*EXERCISE TASK*
Pull every line holding the string "must" from the records below.

[Collection entries]
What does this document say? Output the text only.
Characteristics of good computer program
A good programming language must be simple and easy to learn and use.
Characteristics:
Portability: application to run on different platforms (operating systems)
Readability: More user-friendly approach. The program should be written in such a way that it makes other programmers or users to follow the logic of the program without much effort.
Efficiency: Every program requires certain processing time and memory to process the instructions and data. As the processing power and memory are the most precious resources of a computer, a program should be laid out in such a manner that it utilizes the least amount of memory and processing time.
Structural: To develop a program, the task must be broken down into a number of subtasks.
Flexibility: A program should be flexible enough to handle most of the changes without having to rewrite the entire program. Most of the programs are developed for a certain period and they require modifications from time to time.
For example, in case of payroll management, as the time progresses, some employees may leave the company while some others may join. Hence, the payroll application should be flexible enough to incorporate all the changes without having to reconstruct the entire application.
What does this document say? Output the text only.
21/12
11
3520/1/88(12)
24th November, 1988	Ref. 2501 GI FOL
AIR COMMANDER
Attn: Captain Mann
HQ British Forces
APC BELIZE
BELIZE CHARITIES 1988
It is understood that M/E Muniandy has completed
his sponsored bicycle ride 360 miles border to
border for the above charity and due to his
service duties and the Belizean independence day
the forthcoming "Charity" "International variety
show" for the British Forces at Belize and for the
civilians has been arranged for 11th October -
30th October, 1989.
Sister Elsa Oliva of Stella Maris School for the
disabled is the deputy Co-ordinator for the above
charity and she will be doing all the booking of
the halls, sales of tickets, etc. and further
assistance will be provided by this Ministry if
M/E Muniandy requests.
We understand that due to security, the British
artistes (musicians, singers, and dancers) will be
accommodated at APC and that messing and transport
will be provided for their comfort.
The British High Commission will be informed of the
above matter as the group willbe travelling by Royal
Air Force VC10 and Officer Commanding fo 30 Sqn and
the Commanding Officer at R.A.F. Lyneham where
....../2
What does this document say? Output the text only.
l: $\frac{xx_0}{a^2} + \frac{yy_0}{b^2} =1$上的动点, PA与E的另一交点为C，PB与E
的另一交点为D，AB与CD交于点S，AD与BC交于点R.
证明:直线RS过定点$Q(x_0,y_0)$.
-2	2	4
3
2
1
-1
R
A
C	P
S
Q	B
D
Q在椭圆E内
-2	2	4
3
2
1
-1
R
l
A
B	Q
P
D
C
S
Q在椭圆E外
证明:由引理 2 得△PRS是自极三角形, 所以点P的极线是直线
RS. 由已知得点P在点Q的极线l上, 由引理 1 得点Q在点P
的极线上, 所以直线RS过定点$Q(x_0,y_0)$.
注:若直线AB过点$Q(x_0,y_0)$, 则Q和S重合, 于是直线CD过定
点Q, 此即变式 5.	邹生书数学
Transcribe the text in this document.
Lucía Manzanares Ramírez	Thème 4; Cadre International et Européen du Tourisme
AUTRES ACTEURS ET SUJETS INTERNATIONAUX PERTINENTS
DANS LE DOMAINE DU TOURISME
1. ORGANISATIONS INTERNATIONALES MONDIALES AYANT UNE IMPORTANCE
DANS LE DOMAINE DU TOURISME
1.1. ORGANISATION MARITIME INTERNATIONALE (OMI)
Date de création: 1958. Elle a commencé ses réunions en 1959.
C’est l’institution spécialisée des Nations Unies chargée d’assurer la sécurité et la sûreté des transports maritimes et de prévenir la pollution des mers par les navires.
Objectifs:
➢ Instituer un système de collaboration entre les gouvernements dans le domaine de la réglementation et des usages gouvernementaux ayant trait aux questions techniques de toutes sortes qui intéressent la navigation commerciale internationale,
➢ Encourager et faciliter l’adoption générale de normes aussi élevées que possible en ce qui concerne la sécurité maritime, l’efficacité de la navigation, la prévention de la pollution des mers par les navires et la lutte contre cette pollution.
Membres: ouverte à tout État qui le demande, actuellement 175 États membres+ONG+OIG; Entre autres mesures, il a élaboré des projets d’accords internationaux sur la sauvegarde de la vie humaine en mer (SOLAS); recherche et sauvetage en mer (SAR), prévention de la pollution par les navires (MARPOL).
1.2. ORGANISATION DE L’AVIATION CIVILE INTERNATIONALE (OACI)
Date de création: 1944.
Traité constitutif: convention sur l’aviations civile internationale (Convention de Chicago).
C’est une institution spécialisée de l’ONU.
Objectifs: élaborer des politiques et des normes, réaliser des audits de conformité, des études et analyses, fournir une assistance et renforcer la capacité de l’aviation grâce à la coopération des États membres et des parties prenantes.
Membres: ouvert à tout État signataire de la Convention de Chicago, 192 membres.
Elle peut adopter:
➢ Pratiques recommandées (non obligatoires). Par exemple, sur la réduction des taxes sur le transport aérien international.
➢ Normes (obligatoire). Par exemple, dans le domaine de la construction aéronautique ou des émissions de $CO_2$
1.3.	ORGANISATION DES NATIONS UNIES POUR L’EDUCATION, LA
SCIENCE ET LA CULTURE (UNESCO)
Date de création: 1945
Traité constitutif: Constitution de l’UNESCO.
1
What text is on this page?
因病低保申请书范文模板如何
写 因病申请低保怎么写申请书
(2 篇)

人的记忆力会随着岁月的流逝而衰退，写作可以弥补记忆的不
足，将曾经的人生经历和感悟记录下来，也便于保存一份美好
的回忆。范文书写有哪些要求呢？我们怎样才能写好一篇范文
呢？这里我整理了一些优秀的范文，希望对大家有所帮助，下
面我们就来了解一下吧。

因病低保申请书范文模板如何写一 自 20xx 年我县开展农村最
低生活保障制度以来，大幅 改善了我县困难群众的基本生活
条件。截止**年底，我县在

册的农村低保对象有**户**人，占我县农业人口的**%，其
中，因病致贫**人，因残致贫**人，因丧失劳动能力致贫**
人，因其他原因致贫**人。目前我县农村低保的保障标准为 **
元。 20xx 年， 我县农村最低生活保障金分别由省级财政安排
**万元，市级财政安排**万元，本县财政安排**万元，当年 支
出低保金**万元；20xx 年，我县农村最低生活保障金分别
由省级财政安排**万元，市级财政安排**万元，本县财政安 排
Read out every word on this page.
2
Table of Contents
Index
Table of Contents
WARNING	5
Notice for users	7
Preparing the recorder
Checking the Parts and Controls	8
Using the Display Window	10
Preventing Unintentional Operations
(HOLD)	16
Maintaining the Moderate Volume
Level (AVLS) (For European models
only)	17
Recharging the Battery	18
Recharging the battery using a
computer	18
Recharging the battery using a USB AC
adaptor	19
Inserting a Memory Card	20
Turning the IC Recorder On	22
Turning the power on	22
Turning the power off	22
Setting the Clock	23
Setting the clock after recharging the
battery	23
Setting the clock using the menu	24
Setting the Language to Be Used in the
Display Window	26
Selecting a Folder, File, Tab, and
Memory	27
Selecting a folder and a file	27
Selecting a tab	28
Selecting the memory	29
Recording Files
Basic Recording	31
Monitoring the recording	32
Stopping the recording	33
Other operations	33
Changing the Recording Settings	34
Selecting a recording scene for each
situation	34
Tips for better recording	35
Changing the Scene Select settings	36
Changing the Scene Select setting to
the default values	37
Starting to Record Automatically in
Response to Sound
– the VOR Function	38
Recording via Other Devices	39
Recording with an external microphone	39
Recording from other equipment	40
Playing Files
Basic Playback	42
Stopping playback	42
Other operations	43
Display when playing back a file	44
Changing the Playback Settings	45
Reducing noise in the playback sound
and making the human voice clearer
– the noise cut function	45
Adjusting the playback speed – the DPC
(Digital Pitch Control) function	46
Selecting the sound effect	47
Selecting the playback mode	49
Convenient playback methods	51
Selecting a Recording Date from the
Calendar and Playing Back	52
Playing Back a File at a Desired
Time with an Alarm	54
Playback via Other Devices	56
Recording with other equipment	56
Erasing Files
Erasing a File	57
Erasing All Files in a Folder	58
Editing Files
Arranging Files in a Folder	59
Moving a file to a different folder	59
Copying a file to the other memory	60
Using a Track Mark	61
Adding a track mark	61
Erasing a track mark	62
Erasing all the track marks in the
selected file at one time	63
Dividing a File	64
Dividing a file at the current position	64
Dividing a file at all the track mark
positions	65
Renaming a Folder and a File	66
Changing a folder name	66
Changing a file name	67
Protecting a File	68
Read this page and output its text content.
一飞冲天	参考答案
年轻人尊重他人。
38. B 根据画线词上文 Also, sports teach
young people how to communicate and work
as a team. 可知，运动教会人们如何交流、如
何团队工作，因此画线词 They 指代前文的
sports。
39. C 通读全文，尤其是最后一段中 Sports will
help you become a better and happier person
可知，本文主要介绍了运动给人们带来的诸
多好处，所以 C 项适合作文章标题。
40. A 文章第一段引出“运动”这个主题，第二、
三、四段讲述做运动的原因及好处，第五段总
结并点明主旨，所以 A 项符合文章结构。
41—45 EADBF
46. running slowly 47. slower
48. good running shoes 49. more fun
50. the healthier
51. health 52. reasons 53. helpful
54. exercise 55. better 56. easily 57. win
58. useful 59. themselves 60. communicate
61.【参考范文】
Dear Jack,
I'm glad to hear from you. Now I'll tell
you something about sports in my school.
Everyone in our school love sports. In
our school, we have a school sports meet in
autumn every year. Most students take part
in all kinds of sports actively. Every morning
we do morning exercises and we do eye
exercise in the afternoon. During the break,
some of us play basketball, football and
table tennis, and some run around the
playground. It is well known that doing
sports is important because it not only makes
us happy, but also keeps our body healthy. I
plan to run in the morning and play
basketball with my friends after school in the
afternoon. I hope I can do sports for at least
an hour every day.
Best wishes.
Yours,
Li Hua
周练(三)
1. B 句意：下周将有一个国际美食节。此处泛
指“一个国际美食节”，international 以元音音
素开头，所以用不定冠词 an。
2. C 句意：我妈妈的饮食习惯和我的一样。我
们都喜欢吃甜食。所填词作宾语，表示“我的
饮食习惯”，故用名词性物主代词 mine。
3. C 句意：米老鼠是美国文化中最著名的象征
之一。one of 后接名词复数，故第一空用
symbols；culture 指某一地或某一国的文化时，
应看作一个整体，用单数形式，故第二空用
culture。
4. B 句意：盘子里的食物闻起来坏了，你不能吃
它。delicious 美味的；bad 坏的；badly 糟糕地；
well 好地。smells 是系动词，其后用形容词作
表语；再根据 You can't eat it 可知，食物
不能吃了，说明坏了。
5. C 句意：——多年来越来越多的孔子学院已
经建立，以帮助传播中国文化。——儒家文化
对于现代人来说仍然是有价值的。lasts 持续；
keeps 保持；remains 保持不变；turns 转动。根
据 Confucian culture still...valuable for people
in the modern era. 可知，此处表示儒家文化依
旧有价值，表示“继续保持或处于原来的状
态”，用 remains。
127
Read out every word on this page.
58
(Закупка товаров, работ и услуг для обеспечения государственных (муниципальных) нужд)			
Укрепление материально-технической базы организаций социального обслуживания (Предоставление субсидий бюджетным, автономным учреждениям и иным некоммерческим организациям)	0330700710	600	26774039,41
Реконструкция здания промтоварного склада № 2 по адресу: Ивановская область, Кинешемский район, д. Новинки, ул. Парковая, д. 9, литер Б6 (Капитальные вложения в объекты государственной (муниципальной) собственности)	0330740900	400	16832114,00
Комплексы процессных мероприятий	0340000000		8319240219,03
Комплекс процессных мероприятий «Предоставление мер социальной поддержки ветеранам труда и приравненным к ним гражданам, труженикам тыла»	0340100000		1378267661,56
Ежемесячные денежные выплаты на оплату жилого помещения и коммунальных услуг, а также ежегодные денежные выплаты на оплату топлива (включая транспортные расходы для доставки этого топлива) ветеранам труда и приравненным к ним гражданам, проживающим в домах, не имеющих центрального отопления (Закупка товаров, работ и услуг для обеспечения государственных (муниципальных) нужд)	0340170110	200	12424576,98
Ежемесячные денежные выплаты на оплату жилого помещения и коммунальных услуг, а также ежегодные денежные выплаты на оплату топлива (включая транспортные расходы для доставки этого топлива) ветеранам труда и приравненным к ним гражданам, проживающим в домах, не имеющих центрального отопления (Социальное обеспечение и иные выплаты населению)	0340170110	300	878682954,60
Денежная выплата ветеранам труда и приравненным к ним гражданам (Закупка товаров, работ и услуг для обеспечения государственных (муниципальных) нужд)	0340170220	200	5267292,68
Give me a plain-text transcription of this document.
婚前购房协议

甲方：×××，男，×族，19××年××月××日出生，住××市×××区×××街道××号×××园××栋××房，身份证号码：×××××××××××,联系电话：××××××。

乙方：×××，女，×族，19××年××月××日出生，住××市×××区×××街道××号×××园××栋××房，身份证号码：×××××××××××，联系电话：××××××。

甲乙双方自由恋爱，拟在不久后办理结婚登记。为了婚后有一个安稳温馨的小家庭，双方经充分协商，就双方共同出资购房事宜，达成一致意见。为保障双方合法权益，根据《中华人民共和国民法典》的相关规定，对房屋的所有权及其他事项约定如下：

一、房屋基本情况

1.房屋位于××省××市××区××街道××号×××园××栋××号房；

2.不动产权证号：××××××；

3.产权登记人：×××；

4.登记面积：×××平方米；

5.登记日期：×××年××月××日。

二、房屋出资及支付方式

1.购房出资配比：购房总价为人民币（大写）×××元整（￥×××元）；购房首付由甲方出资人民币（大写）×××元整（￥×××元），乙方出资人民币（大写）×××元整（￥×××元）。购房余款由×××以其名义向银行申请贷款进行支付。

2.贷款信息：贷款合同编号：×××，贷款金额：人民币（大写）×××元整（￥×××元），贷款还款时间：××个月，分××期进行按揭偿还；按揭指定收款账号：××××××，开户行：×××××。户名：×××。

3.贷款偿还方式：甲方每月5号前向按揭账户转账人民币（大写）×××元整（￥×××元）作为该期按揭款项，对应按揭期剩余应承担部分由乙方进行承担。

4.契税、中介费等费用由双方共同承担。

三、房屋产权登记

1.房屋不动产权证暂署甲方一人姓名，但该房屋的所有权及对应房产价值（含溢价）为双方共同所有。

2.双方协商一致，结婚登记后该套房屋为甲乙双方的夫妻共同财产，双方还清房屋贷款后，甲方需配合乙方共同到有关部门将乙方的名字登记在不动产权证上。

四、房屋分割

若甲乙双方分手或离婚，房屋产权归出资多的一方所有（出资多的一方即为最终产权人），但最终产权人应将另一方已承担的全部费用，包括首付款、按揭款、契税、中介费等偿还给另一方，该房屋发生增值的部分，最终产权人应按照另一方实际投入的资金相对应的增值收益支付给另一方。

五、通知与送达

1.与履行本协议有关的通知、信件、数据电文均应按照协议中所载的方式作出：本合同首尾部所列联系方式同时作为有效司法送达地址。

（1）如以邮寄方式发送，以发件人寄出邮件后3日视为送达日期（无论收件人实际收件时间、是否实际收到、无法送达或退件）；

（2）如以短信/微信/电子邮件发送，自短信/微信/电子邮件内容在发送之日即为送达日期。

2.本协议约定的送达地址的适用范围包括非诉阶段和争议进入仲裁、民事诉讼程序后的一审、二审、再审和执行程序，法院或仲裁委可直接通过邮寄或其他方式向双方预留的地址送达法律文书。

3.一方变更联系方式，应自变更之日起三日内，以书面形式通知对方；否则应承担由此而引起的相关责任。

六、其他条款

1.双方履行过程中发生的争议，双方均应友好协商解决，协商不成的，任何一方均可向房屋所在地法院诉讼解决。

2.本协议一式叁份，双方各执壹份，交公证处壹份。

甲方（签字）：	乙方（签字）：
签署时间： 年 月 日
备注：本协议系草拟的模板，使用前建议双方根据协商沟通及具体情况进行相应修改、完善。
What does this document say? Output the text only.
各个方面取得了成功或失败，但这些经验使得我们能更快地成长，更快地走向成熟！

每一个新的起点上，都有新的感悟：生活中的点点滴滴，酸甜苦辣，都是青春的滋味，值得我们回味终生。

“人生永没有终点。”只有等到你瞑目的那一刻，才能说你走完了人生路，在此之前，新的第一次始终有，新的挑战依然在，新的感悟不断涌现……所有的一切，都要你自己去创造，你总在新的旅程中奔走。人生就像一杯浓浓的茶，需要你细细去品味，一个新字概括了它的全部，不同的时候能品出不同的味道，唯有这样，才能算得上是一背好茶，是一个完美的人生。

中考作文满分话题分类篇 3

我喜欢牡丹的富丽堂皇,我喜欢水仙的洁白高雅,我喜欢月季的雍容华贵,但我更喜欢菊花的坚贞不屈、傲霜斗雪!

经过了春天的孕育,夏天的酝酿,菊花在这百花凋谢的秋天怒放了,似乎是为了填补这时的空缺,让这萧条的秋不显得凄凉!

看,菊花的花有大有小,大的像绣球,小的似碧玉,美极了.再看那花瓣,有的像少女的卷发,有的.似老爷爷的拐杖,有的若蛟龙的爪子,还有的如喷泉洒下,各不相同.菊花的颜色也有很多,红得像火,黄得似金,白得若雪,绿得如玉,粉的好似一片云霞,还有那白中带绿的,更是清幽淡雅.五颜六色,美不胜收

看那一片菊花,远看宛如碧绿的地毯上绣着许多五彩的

*FINISHED ANSWER*
A good programming language must be simple and easy to learn and use.
Structural: To develop a program, the task must be broken down into a number of subtasks.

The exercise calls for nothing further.